---------- DATASET RECORDS ----------

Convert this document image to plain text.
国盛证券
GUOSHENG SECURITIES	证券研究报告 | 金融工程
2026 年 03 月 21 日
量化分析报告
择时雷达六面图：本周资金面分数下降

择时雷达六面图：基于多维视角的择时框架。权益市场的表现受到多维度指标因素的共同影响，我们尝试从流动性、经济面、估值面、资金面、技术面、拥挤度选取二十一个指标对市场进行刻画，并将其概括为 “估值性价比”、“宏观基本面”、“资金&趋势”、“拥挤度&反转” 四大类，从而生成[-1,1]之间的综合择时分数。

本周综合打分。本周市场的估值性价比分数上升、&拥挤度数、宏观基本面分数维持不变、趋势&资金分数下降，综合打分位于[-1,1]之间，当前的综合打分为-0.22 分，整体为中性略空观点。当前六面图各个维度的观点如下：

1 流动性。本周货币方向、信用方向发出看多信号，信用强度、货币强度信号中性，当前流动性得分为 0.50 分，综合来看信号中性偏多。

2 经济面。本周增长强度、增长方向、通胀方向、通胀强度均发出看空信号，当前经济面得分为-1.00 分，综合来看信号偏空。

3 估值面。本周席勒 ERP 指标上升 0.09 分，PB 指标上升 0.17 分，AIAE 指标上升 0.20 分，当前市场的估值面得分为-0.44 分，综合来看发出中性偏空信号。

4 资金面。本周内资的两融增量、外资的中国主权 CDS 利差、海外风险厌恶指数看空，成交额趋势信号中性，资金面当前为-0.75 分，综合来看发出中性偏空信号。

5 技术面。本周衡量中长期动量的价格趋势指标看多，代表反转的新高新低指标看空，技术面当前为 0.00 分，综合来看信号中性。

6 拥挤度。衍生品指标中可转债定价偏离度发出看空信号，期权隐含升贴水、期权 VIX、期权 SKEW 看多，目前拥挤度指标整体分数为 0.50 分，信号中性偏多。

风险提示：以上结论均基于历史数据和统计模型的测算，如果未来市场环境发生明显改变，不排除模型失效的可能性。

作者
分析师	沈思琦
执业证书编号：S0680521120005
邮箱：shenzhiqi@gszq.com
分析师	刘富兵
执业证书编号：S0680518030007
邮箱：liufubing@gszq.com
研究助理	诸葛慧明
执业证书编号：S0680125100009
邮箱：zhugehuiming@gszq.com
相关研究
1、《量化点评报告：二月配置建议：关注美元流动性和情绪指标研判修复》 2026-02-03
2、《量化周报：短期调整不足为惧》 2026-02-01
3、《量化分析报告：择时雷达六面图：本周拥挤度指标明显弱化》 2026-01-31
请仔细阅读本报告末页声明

----------

### WHAT IS ASKED
Each line that contains the word "择时雷达六面图" counts toward the total; give only that total.

### EXERCISE OUTPUT
3